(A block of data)
──────────────────────────────
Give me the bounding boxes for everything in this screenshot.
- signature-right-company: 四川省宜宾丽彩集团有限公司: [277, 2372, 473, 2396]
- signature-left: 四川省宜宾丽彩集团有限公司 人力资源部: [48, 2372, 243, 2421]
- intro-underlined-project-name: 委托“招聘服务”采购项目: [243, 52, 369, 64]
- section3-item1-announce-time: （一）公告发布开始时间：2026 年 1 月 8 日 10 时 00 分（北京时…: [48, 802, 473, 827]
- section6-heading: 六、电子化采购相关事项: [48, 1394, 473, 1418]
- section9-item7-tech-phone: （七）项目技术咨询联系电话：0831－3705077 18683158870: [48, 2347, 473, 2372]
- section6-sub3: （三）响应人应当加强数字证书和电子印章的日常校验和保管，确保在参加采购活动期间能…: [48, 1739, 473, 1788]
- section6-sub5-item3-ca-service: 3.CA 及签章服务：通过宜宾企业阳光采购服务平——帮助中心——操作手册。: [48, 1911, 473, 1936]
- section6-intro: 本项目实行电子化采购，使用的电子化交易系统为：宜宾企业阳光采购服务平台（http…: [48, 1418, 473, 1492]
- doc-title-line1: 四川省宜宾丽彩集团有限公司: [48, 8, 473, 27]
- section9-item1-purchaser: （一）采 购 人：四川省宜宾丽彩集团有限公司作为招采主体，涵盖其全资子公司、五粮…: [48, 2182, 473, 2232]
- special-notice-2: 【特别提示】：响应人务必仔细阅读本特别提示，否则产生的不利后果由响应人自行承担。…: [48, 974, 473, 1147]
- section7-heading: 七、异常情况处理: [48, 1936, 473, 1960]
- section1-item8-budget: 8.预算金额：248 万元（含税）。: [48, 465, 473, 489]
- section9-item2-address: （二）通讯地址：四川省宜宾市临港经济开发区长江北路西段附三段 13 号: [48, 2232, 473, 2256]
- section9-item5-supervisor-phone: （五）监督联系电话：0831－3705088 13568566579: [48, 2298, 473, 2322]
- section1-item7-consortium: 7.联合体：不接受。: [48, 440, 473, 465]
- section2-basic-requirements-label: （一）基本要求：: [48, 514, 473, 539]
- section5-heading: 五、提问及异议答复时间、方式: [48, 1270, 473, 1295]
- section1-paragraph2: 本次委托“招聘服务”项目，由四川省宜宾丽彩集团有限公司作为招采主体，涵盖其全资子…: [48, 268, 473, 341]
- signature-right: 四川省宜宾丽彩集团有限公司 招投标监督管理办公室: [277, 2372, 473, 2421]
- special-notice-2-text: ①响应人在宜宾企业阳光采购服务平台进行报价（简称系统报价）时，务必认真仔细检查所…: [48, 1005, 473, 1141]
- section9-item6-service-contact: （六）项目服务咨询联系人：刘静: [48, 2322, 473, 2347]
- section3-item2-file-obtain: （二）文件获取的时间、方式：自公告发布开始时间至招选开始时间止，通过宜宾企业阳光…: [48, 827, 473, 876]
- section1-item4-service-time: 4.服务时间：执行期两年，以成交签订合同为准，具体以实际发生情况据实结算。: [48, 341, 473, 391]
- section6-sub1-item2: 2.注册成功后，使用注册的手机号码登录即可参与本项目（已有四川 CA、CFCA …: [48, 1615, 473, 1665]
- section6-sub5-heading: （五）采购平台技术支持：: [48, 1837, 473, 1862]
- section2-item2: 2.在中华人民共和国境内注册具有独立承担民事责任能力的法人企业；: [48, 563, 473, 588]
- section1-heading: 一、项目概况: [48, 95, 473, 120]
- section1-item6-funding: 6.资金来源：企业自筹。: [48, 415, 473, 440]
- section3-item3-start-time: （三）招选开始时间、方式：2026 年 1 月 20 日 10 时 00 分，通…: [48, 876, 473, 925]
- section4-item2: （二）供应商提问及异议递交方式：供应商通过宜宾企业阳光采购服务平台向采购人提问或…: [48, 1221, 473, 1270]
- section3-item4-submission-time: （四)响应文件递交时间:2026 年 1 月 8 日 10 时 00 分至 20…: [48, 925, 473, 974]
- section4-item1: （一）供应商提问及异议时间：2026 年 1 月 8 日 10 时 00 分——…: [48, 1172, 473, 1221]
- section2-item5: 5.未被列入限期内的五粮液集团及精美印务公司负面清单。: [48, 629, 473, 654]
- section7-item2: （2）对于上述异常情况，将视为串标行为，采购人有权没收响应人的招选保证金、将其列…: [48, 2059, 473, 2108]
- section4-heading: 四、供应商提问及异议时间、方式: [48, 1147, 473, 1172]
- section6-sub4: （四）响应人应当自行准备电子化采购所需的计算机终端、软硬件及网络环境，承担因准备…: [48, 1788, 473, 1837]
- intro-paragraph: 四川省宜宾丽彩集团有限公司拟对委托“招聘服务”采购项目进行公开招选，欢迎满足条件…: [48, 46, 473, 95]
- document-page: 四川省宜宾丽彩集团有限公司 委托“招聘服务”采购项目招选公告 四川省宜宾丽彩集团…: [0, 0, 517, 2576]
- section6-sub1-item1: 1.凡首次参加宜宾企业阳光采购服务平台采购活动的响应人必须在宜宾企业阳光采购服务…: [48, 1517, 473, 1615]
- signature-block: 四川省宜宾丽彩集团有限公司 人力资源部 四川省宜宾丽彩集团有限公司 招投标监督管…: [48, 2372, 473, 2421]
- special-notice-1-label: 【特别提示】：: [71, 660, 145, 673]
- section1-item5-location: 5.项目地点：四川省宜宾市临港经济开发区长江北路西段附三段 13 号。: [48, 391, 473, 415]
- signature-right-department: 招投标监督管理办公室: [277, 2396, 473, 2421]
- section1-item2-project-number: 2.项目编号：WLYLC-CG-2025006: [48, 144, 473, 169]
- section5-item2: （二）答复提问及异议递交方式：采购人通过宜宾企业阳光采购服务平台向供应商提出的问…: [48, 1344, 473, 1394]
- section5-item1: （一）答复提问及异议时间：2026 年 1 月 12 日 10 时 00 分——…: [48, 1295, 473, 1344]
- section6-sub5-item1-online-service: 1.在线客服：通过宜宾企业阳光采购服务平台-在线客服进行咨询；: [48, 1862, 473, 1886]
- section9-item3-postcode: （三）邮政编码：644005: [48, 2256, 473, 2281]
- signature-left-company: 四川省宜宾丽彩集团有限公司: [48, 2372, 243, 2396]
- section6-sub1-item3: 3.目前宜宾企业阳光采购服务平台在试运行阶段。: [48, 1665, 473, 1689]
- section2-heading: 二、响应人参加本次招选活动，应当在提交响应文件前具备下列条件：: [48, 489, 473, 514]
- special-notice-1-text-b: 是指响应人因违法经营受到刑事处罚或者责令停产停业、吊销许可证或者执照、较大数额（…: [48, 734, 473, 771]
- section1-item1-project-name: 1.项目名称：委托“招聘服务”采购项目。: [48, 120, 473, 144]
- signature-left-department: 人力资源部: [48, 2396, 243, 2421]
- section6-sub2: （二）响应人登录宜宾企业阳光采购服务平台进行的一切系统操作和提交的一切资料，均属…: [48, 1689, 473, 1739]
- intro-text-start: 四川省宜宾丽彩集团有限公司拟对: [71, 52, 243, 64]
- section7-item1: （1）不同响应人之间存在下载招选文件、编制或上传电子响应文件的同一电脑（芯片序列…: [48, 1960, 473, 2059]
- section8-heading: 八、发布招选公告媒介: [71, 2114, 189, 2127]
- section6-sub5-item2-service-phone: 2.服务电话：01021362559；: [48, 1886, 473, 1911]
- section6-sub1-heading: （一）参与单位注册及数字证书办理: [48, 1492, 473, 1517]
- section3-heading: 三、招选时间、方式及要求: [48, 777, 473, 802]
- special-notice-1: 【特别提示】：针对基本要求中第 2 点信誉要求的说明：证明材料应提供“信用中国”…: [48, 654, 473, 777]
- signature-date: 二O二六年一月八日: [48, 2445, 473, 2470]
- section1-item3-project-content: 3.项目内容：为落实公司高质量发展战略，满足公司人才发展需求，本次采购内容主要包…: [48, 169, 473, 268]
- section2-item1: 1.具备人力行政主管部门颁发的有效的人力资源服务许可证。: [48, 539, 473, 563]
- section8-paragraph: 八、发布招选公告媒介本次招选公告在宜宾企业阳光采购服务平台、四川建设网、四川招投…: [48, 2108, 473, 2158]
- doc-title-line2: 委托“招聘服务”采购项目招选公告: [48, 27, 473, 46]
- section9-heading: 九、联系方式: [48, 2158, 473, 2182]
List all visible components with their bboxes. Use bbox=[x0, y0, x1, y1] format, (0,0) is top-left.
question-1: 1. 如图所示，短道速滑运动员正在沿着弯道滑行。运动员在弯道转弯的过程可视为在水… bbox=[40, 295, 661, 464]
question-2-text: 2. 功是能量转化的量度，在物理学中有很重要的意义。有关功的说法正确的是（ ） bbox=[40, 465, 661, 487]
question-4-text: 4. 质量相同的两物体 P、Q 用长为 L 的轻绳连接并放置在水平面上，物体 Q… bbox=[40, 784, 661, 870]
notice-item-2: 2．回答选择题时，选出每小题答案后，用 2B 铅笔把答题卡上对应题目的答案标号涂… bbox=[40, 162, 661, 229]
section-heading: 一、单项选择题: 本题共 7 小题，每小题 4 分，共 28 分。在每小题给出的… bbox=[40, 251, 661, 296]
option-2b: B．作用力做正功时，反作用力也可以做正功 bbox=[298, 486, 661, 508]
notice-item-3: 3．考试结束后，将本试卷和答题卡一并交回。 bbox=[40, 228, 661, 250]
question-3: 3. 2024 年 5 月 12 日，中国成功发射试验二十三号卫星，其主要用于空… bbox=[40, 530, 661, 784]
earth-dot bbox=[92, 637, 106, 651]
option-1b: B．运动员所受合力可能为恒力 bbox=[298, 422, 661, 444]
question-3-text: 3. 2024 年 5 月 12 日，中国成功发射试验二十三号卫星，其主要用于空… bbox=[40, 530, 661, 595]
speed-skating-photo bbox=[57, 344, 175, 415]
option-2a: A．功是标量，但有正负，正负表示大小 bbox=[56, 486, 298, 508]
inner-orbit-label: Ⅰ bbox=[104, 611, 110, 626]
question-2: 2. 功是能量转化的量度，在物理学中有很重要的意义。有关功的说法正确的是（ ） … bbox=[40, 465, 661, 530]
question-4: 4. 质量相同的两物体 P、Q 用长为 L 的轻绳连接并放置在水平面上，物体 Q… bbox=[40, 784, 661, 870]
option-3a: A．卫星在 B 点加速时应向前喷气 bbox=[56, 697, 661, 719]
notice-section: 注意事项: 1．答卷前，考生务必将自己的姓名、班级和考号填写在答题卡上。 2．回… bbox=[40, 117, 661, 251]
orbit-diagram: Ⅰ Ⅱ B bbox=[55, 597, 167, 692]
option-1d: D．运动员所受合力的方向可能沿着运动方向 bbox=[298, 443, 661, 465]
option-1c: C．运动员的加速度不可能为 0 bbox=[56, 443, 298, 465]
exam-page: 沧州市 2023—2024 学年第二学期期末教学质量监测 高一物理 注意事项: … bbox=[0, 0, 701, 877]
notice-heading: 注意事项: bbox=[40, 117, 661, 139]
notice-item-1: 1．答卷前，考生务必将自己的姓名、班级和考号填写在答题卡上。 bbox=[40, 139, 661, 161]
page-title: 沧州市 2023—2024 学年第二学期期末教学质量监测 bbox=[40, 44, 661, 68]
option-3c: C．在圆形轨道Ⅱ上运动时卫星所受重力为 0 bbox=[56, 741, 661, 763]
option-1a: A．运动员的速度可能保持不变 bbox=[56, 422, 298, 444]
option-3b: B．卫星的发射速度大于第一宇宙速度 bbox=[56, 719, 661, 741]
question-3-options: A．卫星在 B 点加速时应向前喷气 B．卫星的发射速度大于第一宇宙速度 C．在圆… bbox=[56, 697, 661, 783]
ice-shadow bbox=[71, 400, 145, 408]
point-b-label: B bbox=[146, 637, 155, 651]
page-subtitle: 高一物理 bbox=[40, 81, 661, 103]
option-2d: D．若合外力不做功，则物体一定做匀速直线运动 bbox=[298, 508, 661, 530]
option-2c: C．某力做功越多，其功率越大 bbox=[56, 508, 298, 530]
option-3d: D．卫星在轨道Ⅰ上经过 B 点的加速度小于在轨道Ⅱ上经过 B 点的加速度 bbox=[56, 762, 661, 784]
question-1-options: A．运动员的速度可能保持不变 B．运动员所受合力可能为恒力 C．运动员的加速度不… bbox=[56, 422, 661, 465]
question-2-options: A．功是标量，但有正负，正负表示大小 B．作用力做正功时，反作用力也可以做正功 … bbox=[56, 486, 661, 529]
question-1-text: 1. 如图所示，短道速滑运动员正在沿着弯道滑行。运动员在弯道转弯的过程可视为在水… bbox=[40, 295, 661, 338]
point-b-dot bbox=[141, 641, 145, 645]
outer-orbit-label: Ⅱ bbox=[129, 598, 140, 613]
──────────────────────────────
■ Required work: Lay out the lines above as a numbered list, from the start through the line containing "- section9-item1-purchaser: （一）采", both ends included. Leave out any blank lines.

■ Answer to this task:
1. Give me the bounding boxes for everything in this screenshot.
2. - signature-right-company: 四川省宜宾丽彩集团有限公司: [277, 2372, 473, 2396]
3. - signature-left: 四川省宜宾丽彩集团有限公司 人力资源部: [48, 2372, 243, 2421]
4. - intro-underlined-project-name: 委托“招聘服务”采购项目: [243, 52, 369, 64]
5. - section3-item1-announce-time: （一）公告发布开始时间：2026 年 1 月 8 日 10 时 00 分（北京时…: [48, 802, 473, 827]
6. - section6-heading: 六、电子化采购相关事项: [48, 1394, 473, 1418]
7. - section9-item7-tech-phone: （七）项目技术咨询联系电话：0831－3705077 18683158870: [48, 2347, 473, 2372]
8. - section6-sub3: （三）响应人应当加强数字证书和电子印章的日常校验和保管，确保在参加采购活动期间能…: [48, 1739, 473, 1788]
9. - section6-sub5-item3-ca-service: 3.CA 及签章服务：通过宜宾企业阳光采购服务平——帮助中心——操作手册。: [48, 1911, 473, 1936]
10. - section6-intro: 本项目实行电子化采购，使用的电子化交易系统为：宜宾企业阳光采购服务平台（http…: [48, 1418, 473, 1492]
11. - doc-title-line1: 四川省宜宾丽彩集团有限公司: [48, 8, 473, 27]
12. - section9-item1-purchaser: （一）采 购 人：四川省宜宾丽彩集团有限公司作为招采主体，涵盖其全资子公司、五粮…: [48, 2182, 473, 2232]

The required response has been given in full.